Element and region data:
#####

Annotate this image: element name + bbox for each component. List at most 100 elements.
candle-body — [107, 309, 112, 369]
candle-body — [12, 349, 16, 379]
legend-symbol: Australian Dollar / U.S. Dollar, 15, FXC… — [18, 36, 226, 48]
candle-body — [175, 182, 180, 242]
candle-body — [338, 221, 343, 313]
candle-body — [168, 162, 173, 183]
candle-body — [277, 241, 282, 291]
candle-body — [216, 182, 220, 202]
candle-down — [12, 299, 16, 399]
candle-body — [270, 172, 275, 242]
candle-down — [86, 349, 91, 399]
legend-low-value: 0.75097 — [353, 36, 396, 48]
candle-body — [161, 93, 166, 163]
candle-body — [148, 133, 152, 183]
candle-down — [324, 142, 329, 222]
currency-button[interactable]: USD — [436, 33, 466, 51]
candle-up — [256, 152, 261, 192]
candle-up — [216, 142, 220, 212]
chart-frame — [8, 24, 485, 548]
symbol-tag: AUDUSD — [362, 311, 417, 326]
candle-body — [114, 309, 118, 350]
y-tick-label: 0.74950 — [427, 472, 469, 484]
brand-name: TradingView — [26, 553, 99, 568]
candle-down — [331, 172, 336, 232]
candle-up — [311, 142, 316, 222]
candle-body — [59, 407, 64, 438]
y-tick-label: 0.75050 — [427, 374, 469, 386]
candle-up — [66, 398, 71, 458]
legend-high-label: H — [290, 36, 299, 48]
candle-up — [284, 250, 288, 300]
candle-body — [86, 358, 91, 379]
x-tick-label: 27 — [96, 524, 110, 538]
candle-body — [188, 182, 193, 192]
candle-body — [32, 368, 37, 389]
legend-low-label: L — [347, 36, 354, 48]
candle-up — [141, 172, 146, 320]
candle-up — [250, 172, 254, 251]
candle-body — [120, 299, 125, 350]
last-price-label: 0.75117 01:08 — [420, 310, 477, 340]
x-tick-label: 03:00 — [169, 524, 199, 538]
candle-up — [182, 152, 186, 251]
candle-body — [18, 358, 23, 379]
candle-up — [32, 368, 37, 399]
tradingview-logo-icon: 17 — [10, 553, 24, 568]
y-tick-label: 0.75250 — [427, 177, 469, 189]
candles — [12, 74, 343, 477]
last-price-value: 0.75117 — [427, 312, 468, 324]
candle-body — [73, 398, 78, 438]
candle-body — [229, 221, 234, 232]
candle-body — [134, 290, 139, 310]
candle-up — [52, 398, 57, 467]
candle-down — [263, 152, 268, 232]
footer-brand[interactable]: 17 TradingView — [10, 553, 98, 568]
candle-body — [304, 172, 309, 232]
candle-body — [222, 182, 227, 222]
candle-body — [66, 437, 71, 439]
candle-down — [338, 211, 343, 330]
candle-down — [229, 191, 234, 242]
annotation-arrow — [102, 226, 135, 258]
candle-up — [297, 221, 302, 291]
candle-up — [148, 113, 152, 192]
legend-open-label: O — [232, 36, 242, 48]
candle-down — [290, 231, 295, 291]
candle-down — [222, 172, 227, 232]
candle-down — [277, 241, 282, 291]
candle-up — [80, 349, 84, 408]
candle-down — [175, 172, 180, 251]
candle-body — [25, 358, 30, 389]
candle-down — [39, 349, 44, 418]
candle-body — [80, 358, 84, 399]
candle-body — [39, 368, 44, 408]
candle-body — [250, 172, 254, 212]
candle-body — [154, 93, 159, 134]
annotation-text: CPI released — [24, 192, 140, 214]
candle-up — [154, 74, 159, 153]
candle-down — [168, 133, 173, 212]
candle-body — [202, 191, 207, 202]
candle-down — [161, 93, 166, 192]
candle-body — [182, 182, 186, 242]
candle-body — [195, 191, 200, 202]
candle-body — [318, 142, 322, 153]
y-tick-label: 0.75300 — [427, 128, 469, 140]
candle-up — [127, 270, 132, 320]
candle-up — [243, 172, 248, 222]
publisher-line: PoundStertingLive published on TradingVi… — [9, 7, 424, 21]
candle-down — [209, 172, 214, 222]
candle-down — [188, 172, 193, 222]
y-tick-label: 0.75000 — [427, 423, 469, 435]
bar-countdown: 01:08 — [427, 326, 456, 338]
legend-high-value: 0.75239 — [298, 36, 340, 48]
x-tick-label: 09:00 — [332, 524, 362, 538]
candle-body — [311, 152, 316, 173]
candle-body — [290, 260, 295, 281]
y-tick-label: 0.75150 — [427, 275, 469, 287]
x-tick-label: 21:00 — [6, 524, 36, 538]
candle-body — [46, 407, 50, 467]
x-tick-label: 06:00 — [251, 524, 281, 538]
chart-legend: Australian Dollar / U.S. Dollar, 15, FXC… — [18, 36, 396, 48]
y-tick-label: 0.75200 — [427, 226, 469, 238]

#####

> _Work to do_:
Please rewrite the rows starting at the first one and ending at the line containing "candle-down — [331, 172, 336, 232]", with every "candle-body" changed to "candle-fill" and nothing else altered.

> _Correct answer_:
Annotate this image: element name + bbox for each component. List at most 100 elements.
candle-fill — [107, 309, 112, 369]
candle-fill — [12, 349, 16, 379]
legend-symbol: Australian Dollar / U.S. Dollar, 15, FXC… — [18, 36, 226, 48]
candle-fill — [175, 182, 180, 242]
candle-fill — [338, 221, 343, 313]
candle-fill — [168, 162, 173, 183]
candle-fill — [277, 241, 282, 291]
candle-fill — [216, 182, 220, 202]
candle-down — [12, 299, 16, 399]
candle-fill — [270, 172, 275, 242]
candle-down — [86, 349, 91, 399]
legend-low-value: 0.75097 — [353, 36, 396, 48]
candle-fill — [161, 93, 166, 163]
candle-fill — [148, 133, 152, 183]
candle-down — [324, 142, 329, 222]
currency-button[interactable]: USD — [436, 33, 466, 51]
candle-up — [256, 152, 261, 192]
candle-up — [216, 142, 220, 212]
chart-frame — [8, 24, 485, 548]
symbol-tag: AUDUSD — [362, 311, 417, 326]
candle-fill — [114, 309, 118, 350]
y-tick-label: 0.74950 — [427, 472, 469, 484]
brand-name: TradingView — [26, 553, 99, 568]
candle-down — [331, 172, 336, 232]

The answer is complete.